## Exercise instructions
Skip the pictures and repeat each line of the data exactly.
## START Source records
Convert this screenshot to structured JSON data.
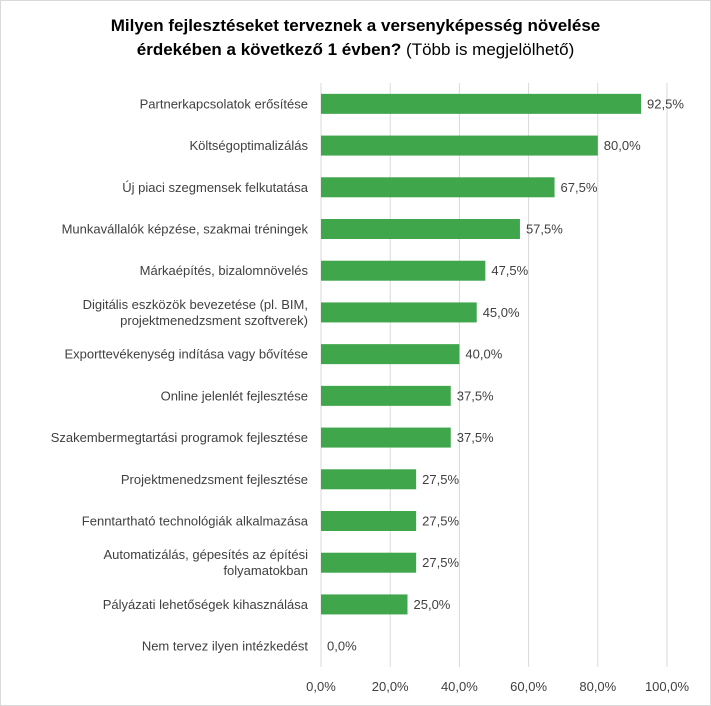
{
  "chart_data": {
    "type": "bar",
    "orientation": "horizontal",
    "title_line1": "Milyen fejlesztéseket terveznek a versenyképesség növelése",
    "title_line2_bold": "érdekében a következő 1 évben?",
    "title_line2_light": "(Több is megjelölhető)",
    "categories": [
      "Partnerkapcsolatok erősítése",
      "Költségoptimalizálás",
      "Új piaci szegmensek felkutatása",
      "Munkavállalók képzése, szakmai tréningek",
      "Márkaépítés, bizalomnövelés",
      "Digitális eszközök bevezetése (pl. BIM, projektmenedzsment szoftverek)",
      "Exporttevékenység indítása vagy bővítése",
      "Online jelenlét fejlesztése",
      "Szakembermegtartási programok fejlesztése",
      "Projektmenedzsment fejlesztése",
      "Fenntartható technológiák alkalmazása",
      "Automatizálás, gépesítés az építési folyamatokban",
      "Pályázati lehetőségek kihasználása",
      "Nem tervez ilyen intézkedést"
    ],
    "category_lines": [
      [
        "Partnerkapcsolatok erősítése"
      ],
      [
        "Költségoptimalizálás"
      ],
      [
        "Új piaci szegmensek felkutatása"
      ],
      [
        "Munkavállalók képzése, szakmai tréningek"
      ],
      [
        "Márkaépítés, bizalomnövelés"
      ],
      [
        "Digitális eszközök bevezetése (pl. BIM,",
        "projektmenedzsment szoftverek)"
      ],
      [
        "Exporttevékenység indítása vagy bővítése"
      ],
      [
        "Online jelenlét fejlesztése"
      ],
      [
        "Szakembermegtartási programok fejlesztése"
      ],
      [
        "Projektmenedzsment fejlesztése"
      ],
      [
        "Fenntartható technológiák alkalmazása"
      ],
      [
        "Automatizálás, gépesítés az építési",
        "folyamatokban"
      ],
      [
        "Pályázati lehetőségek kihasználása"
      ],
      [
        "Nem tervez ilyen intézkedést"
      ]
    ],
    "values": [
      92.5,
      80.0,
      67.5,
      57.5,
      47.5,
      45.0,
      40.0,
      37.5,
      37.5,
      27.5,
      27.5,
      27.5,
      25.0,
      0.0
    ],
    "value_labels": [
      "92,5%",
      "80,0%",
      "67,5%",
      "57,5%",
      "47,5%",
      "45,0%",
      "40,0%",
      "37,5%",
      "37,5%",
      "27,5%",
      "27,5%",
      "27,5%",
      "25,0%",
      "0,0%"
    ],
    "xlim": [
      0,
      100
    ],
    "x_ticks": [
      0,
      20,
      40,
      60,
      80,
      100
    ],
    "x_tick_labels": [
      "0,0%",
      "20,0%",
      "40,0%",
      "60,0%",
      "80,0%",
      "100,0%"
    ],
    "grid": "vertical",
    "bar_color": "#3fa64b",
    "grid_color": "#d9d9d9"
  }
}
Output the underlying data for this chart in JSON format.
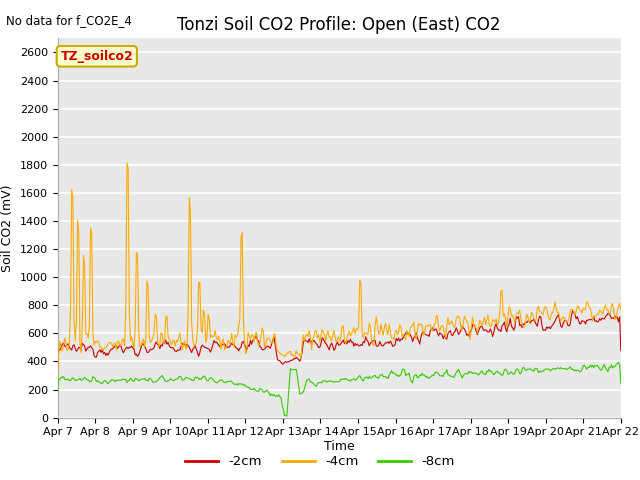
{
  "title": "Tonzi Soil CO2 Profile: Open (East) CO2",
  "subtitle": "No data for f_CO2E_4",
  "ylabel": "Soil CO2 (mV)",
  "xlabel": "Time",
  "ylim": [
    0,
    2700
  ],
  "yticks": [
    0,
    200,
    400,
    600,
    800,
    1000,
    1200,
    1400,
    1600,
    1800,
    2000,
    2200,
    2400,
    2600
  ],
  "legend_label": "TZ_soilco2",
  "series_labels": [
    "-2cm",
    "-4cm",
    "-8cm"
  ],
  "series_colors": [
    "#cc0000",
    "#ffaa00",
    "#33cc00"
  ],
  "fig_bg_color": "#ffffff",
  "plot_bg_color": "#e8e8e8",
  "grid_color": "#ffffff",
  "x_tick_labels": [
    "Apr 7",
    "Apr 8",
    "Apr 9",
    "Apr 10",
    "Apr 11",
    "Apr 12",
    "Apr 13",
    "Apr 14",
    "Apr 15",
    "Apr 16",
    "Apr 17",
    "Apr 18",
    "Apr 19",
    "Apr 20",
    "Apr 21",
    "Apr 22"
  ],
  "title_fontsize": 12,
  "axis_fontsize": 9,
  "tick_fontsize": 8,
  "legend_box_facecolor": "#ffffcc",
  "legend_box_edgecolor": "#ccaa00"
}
## END Source records
## Response to this exercise
Convert this screenshot to structured JSON data.
{
  "chart_data": {
    "type": "bar",
    "orientation": "horizontal",
    "title_line1": "Milyen fejlesztéseket terveznek a versenyképesség növelése",
    "title_line2_bold": "érdekében a következő 1 évben?",
    "title_line2_light": "(Több is megjelölhető)",
    "categories": [
      "Partnerkapcsolatok erősítése",
      "Költségoptimalizálás",
      "Új piaci szegmensek felkutatása",
      "Munkavállalók képzése, szakmai tréningek",
      "Márkaépítés, bizalomnövelés",
      "Digitális eszközök bevezetése (pl. BIM, projektmenedzsment szoftverek)",
      "Exporttevékenység indítása vagy bővítése",
      "Online jelenlét fejlesztése",
      "Szakembermegtartási programok fejlesztése",
      "Projektmenedzsment fejlesztése",
      "Fenntartható technológiák alkalmazása",
      "Automatizálás, gépesítés az építési folyamatokban",
      "Pályázati lehetőségek kihasználása",
      "Nem tervez ilyen intézkedést"
    ],
    "category_lines": [
      [
        "Partnerkapcsolatok erősítése"
      ],
      [
        "Költségoptimalizálás"
      ],
      [
        "Új piaci szegmensek felkutatása"
      ],
      [
        "Munkavállalók képzése, szakmai tréningek"
      ],
      [
        "Márkaépítés, bizalomnövelés"
      ],
      [
        "Digitális eszközök bevezetése (pl. BIM,",
        "projektmenedzsment szoftverek)"
      ],
      [
        "Exporttevékenység indítása vagy bővítése"
      ],
      [
        "Online jelenlét fejlesztése"
      ],
      [
        "Szakembermegtartási programok fejlesztése"
      ],
      [
        "Projektmenedzsment fejlesztése"
      ],
      [
        "Fenntartható technológiák alkalmazása"
      ],
      [
        "Automatizálás, gépesítés az építési",
        "folyamatokban"
      ],
      [
        "Pályázati lehetőségek kihasználása"
      ],
      [
        "Nem tervez ilyen intézkedést"
      ]
    ],
    "values": [
      92.5,
      80.0,
      67.5,
      57.5,
      47.5,
      45.0,
      40.0,
      37.5,
      37.5,
      27.5,
      27.5,
      27.5,
      25.0,
      0.0
    ],
    "value_labels": [
      "92,5%",
      "80,0%",
      "67,5%",
      "57,5%",
      "47,5%",
      "45,0%",
      "40,0%",
      "37,5%",
      "37,5%",
      "27,5%",
      "27,5%",
      "27,5%",
      "25,0%",
      "0,0%"
    ],
    "xlim": [
      0,
      100
    ],
    "x_ticks": [
      0,
      20,
      40,
      60,
      80,
      100
    ],
    "x_tick_labels": [
      "0,0%",
      "20,0%",
      "40,0%",
      "60,0%",
      "80,0%",
      "100,0%"
    ],
    "grid": "vertical",
    "bar_color": "#3fa64b",
    "grid_color": "#d9d9d9"
  }
}
Output the underlying data for this chart in JSON format.
{
  "title": "Tonzi Soil CO2 Profile: Open (East) CO2",
  "subtitle": "No data for f_CO2E_4",
  "ylabel": "Soil CO2 (mV)",
  "xlabel": "Time",
  "ylim": [
    0,
    2700
  ],
  "yticks": [
    0,
    200,
    400,
    600,
    800,
    1000,
    1200,
    1400,
    1600,
    1800,
    2000,
    2200,
    2400,
    2600
  ],
  "legend_label": "TZ_soilco2",
  "series_labels": [
    "-2cm",
    "-4cm",
    "-8cm"
  ],
  "series_colors": [
    "#cc0000",
    "#ffaa00",
    "#33cc00"
  ],
  "fig_bg_color": "#ffffff",
  "plot_bg_color": "#e8e8e8",
  "grid_color": "#ffffff",
  "x_tick_labels": [
    "Apr 7",
    "Apr 8",
    "Apr 9",
    "Apr 10",
    "Apr 11",
    "Apr 12",
    "Apr 13",
    "Apr 14",
    "Apr 15",
    "Apr 16",
    "Apr 17",
    "Apr 18",
    "Apr 19",
    "Apr 20",
    "Apr 21",
    "Apr 22"
  ],
  "title_fontsize": 12,
  "axis_fontsize": 9,
  "tick_fontsize": 8,
  "legend_box_facecolor": "#ffffcc",
  "legend_box_edgecolor": "#ccaa00"
}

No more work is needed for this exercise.